■ GOAL OF THE EXERCISE
Leave out the pictures and copy every record exactly.

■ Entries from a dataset
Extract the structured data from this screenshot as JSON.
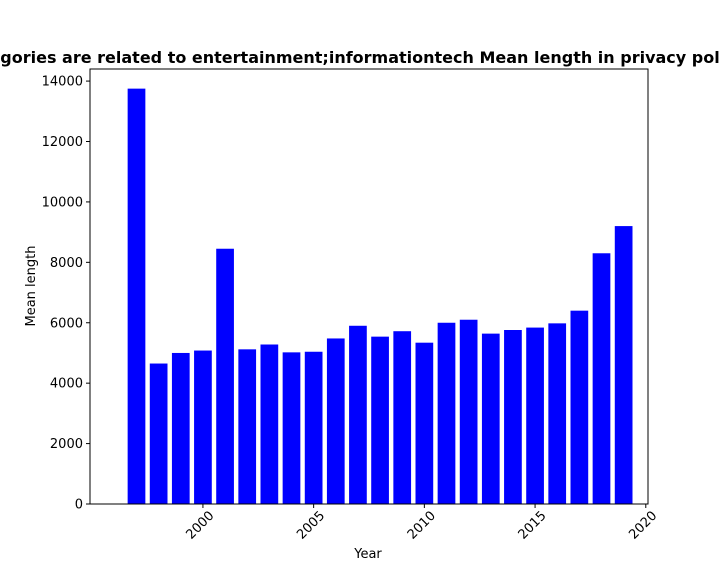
{
  "chart_data": {
    "type": "bar",
    "title": "gories are related to entertainment;informationtech Mean length in privacy pol",
    "xlabel": "Year",
    "ylabel": "Mean length",
    "x": [
      1997,
      1998,
      1999,
      2000,
      2001,
      2002,
      2003,
      2004,
      2005,
      2006,
      2007,
      2008,
      2009,
      2010,
      2011,
      2012,
      2013,
      2014,
      2015,
      2016,
      2017,
      2018,
      2019
    ],
    "values": [
      13750,
      4650,
      5000,
      5080,
      8450,
      5120,
      5280,
      5020,
      5040,
      5480,
      5900,
      5540,
      5720,
      5340,
      6000,
      6100,
      5640,
      5760,
      5840,
      5980,
      6400,
      8300,
      9200
    ],
    "xlim": [
      1994.9,
      2020.1
    ],
    "ylim": [
      0,
      14400
    ],
    "xticks": [
      2000,
      2005,
      2010,
      2015,
      2020
    ],
    "xtick_labels": [
      "2000",
      "2005",
      "2010",
      "2015",
      "2020"
    ],
    "yticks": [
      0,
      2000,
      4000,
      6000,
      8000,
      10000,
      12000,
      14000
    ],
    "ytick_labels": [
      "0",
      "2000",
      "4000",
      "6000",
      "8000",
      "10000",
      "12000",
      "14000"
    ],
    "bar_color": "#0000ff",
    "grid": false,
    "legend": "none"
  }
}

■ IN RESPONSE
Extract the structured data from this screenshot as JSON.
{
  "chart_data": {
    "type": "bar",
    "title": "gories are related to entertainment;informationtech Mean length in privacy pol",
    "xlabel": "Year",
    "ylabel": "Mean length",
    "x": [
      1997,
      1998,
      1999,
      2000,
      2001,
      2002,
      2003,
      2004,
      2005,
      2006,
      2007,
      2008,
      2009,
      2010,
      2011,
      2012,
      2013,
      2014,
      2015,
      2016,
      2017,
      2018,
      2019
    ],
    "values": [
      13750,
      4650,
      5000,
      5080,
      8450,
      5120,
      5280,
      5020,
      5040,
      5480,
      5900,
      5540,
      5720,
      5340,
      6000,
      6100,
      5640,
      5760,
      5840,
      5980,
      6400,
      8300,
      9200
    ],
    "xlim": [
      1994.9,
      2020.1
    ],
    "ylim": [
      0,
      14400
    ],
    "xticks": [
      2000,
      2005,
      2010,
      2015,
      2020
    ],
    "xtick_labels": [
      "2000",
      "2005",
      "2010",
      "2015",
      "2020"
    ],
    "yticks": [
      0,
      2000,
      4000,
      6000,
      8000,
      10000,
      12000,
      14000
    ],
    "ytick_labels": [
      "0",
      "2000",
      "4000",
      "6000",
      "8000",
      "10000",
      "12000",
      "14000"
    ],
    "bar_color": "#0000ff",
    "grid": false,
    "legend": "none"
  }
}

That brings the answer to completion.